| DIRECTIONS FOR THIS TASK |
The records below need retyping in full; give them again exactly.

| ENTRIES SHOWN |
start

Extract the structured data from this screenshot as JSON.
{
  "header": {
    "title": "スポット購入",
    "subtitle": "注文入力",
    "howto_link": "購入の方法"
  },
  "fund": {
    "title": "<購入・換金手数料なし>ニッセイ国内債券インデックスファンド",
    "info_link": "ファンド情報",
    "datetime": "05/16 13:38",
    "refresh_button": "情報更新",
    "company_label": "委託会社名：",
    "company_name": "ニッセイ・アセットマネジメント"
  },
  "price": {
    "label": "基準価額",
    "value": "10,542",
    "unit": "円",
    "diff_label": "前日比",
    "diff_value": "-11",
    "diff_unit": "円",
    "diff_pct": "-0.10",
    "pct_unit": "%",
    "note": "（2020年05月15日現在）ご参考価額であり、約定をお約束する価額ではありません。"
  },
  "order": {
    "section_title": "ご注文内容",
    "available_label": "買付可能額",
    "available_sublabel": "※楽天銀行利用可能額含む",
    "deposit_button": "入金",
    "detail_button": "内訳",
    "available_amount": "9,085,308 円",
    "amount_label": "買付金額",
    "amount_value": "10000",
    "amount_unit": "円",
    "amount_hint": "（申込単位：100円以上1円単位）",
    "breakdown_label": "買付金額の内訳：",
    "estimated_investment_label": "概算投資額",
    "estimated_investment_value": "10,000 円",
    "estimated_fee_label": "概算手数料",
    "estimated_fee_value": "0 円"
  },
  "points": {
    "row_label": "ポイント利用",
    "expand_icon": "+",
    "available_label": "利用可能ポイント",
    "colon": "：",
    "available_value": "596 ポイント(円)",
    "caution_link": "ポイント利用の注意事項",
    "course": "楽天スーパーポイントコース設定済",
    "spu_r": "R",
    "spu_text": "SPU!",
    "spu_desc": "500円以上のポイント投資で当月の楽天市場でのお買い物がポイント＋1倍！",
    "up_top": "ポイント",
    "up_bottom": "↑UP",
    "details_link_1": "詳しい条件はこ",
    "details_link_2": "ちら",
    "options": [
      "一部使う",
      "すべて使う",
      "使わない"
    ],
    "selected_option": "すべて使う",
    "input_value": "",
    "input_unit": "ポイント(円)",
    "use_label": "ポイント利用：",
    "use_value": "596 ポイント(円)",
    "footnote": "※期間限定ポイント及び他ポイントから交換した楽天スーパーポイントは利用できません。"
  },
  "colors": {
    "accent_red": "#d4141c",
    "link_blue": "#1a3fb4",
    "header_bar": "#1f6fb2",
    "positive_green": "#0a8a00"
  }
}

end

| SOLUTION FOR THIS TASK |
Extract the structured data from this screenshot as JSON.
{
  "header": {
    "title": "スポット購入",
    "subtitle": "注文入力",
    "howto_link": "購入の方法"
  },
  "fund": {
    "title": "<購入・換金手数料なし>ニッセイ国内債券インデックスファンド",
    "info_link": "ファンド情報",
    "datetime": "05/16 13:38",
    "refresh_button": "情報更新",
    "company_label": "委託会社名：",
    "company_name": "ニッセイ・アセットマネジメント"
  },
  "price": {
    "label": "基準価額",
    "value": "10,542",
    "unit": "円",
    "diff_label": "前日比",
    "diff_value": "-11",
    "diff_unit": "円",
    "diff_pct": "-0.10",
    "pct_unit": "%",
    "note": "（2020年05月15日現在）ご参考価額であり、約定をお約束する価額ではありません。"
  },
  "order": {
    "section_title": "ご注文内容",
    "available_label": "買付可能額",
    "available_sublabel": "※楽天銀行利用可能額含む",
    "deposit_button": "入金",
    "detail_button": "内訳",
    "available_amount": "9,085,308 円",
    "amount_label": "買付金額",
    "amount_value": "10000",
    "amount_unit": "円",
    "amount_hint": "（申込単位：100円以上1円単位）",
    "breakdown_label": "買付金額の内訳：",
    "estimated_investment_label": "概算投資額",
    "estimated_investment_value": "10,000 円",
    "estimated_fee_label": "概算手数料",
    "estimated_fee_value": "0 円"
  },
  "points": {
    "row_label": "ポイント利用",
    "expand_icon": "+",
    "available_label": "利用可能ポイント",
    "colon": "：",
    "available_value": "596 ポイント(円)",
    "caution_link": "ポイント利用の注意事項",
    "course": "楽天スーパーポイントコース設定済",
    "spu_r": "R",
    "spu_text": "SPU!",
    "spu_desc": "500円以上のポイント投資で当月の楽天市場でのお買い物がポイント＋1倍！",
    "up_top": "ポイント",
    "up_bottom": "↑UP",
    "details_link_1": "詳しい条件はこ",
    "details_link_2": "ちら",
    "options": [
      "一部使う",
      "すべて使う",
      "使わない"
    ],
    "selected_option": "すべて使う",
    "input_value": "",
    "input_unit": "ポイント(円)",
    "use_label": "ポイント利用：",
    "use_value": "596 ポイント(円)",
    "footnote": "※期間限定ポイント及び他ポイントから交換した楽天スーパーポイントは利用できません。"
  },
  "colors": {
    "accent_red": "#d4141c",
    "link_blue": "#1a3fb4",
    "header_bar": "#1f6fb2",
    "positive_green": "#0a8a00"
  }
}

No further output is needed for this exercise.